## CONSIGNES DE L'EXERCICE
a) D'après l'entretien sur le projet OceansLab, depuis quelle année la personne interrogée connaît-elle Sam Manuard ?
b) Poursuivez l'entretien sur le projet OceansLab à partir de l'endroit où il s'arrête.

## PASSAGE EXTRAIT
.....

C’est à ce moment-là que nous avons trouvé le dernier investisseur et obtenu le feu vert de la banque. Cela nous a permis de signer le contrat de construction et donc de vraiment lancer le projet. En Imoca, tant que vous n’avez pas de bateau, ce n’est que du vent !
“J’aime l’approche pragmatique de Sam Manuard”
► Pourquoi le choix de ce bateau ?
Déjà parce qu’il était disponible, ensuite parce que j’aime bien le concept, j’ai beaucoup navigué sur des bateaux signés Sam Manuard auparavant, que ce soit en Mini ou en Class40, j’aime l’approche pragmatique de Sam que je connais depuis 2005. Je pense que ses bateaux sont un excellent concept pour le Vendée Globe avec une plateforme qui a une grande stabilité de forme et est plus facile à mener que d’autres designs, c’est un ensemble très polyvalent qui peut permettre de bien marcher sur le Vendée Globe.
► À quoi ressembleront les foils ?
C’est une évolution de ceux de L’Occitane (devenu Bureau Vallée), ils seront très proches de ceux de Malizia et d‘Initiatives Coeur. Nous n’avons pas vraiment eu le temps de concevoir nos propres foils, le temps est notre plus grand ennemi, nous allons donc travailler avec un package sur lequel Sam a beaucoup oeuvré.
► Quelles sont les différences entre OceansLab et Bureau Vallée et Initiatives Cœur ?
Comparé à L’Occitane, Initiatives Coeur est déjà différent, avec un mât plus incliné, la quille est plus en arrière et les foils ont une entrée plus basse, avec une nouvelle forme. OceansLab, qui est une V3, aura une entrée des foils plus lisse pour réduire la traînée dans les vagues et augmenter la portance. Il y a aussi un concept différent de répartition des ballasts et de système de barre. Et, bien sûr, OceansLab se distingue par notre système d’énergie à pile à hydrogène.
► En termes de poids, quelle est la différence par rapport à un moteur classique ?
Les piles à combustible sont plus légères qu’un générateur diesel, environ la moitié du poids, avec une efficacité presque double. Cependant, le stockage de l’hydrogène est plus lourd que le diesel – environ 2,5 à 3 fois de masse en plus – parce que les réservoirs contiennent de l’hydrogène sous haute pression (350 bars). Nous nous retrouvons donc avec un système global qui est peut-être 50% plus lourd qu’un système diesel classique.
“Avec Yannick, nous avons
des philosophies assez similaires”

.....

Données d'analyse de la mise en page:
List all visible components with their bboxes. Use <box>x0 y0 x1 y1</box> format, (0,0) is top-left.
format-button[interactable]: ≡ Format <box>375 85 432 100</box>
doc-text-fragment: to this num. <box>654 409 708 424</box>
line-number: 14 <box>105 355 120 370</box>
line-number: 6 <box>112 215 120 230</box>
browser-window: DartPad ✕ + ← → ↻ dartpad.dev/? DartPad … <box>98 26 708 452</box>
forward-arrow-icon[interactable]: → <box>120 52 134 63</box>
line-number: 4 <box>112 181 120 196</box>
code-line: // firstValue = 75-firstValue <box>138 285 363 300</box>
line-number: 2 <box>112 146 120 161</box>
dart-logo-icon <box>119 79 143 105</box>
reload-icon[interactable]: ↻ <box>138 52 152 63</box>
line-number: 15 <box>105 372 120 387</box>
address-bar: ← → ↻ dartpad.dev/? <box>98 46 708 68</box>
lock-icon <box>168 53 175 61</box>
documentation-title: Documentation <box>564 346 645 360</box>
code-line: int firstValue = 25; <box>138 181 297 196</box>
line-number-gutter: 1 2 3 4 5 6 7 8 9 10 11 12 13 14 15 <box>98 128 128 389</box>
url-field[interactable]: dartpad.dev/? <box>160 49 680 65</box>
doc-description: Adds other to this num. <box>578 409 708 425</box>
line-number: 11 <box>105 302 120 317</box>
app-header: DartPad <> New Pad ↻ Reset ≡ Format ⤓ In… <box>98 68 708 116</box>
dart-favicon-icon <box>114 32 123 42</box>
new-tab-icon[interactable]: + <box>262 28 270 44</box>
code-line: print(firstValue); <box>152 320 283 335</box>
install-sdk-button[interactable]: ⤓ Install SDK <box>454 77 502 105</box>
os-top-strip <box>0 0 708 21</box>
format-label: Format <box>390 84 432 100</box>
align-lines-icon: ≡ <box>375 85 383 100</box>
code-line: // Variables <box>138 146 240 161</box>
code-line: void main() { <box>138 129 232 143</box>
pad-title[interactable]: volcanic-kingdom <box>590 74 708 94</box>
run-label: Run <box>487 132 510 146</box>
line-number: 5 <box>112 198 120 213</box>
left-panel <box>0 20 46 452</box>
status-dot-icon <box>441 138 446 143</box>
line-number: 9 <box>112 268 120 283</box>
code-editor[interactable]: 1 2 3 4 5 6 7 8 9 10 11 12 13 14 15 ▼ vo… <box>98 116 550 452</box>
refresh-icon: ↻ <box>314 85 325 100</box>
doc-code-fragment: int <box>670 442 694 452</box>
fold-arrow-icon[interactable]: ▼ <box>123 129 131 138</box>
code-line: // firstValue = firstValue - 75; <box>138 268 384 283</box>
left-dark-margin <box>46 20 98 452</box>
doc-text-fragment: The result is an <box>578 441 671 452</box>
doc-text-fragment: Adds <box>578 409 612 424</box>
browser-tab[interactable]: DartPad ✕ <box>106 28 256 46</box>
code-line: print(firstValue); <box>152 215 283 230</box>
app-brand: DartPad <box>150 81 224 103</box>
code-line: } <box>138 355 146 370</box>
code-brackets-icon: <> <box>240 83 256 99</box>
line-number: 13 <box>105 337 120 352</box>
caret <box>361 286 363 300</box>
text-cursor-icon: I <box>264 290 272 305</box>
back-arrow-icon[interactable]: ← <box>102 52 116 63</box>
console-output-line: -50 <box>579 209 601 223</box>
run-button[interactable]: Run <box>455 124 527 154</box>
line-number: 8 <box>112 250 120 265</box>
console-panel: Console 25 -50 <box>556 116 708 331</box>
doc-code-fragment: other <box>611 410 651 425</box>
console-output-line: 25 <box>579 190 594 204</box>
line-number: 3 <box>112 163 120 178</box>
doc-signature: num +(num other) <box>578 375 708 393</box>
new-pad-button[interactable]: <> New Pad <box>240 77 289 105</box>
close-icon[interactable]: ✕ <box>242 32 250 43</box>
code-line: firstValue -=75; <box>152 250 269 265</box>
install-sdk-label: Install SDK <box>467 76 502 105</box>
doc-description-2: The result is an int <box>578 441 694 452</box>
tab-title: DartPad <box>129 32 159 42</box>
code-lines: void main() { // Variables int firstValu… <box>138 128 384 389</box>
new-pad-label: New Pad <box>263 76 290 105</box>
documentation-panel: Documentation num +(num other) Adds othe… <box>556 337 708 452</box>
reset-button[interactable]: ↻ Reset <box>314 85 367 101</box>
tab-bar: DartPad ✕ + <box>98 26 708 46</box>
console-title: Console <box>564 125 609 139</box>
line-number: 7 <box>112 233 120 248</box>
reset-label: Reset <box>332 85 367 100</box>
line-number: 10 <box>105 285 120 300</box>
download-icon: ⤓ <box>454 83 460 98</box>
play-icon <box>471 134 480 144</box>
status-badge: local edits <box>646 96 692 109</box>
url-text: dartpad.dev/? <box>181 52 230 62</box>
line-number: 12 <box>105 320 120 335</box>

.....

## RÉPONSES AUX EXERCICES
a) Depuis 2005.

b)
► Quel va être ton programme ?
La mise à l’eau est prévue fin juillet ou début août, je vais ensuite participer au Défi Azimut, à la Transat Jacques Vabre [avec un co-skipper dont le nom n’a pas encore été dévoilé], puis à Retour à La Base en solitaire vers la France, avant d’enchaîner en 2024 les courses des Imoca Globe Series. C’est un programme assez complet, très intense, avec quatre transats en l’espace de neuf mois. Mais cela a toujours fait partie de ma philosophie de faire le plus possible de courses difficiles, ça permet de s’habituer à un état d’esprit de compétition au moment d’aborder les grands événements.
► Tu habites La Rochelle, Ton bateau sera-t-il basé là-bas et vas-tu t’y entraîner ?
Oui, le Centre Excellence Voile se développe très bien en ce moment à La Rochelle. Il y a de belles flottes en Figaro et de Mini, Il y a eu de bonnes sessions d’entraînement l’année dernière pour les Class40 avant la Route du Rhum et en Imoca, je pense que nous aurons quelques bateaux, deux ou trois anciens, celui de Yannick Bestaven et le mien, nous avons maintenant un ponton pour nous accueillir. Nous inviterons aussi d’autres personnes à venir nous rejoindre pour des séances d’entraînement.
► Connais-tu bien Yannick ?
Oui, nous nous croisons à La Rochelle. C’est intéressant car nous avons des philosophies similaires, des histoires parallèles proches aussi bien au niveau de la technologie que sur l’eau, en course. Il a réussi à développer une solution propre et à la commercialiser [les hydrogénérateurs, NDLR], tout en obtenant des résultats sur l’eau impressionnants. De notre côté, nous n’en sommes qu’au début de notre aventure avec les piles à combustible.
► Ton projet est donc rochelais ?
Il est international, nous ne sommes pas vraiment liés à un port spécifique. La Rochelle sera notre base d’entraînement. Mais nous avons aussi des liens forts avec Jersey et la région des Pays de la Loire, qui nous a aidés à démarrer l’activité. Et nous avons des partenaires internationaux.